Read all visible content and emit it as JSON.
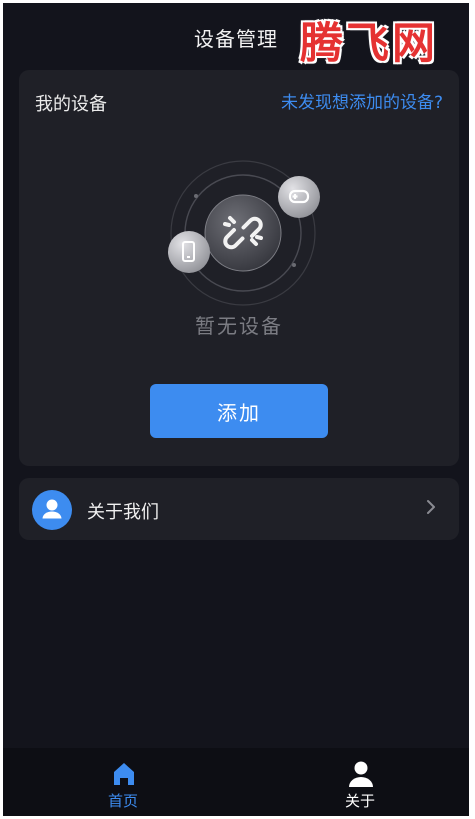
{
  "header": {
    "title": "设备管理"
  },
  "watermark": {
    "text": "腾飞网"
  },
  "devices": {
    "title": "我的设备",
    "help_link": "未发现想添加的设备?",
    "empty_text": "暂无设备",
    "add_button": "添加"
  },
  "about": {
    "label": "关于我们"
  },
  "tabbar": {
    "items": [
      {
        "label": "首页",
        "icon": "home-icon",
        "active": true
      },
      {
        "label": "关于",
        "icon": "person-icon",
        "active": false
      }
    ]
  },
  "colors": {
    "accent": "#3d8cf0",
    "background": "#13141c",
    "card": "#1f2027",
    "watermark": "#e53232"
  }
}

——————————

Every line above should be repeated exactly; pictures stay out of the copy.

Read all visible content and emit it as JSON.
{
  "header": {
    "title": "设备管理"
  },
  "watermark": {
    "text": "腾飞网"
  },
  "devices": {
    "title": "我的设备",
    "help_link": "未发现想添加的设备?",
    "empty_text": "暂无设备",
    "add_button": "添加"
  },
  "about": {
    "label": "关于我们"
  },
  "tabbar": {
    "items": [
      {
        "label": "首页",
        "icon": "home-icon",
        "active": true
      },
      {
        "label": "关于",
        "icon": "person-icon",
        "active": false
      }
    ]
  },
  "colors": {
    "accent": "#3d8cf0",
    "background": "#13141c",
    "card": "#1f2027",
    "watermark": "#e53232"
  }
}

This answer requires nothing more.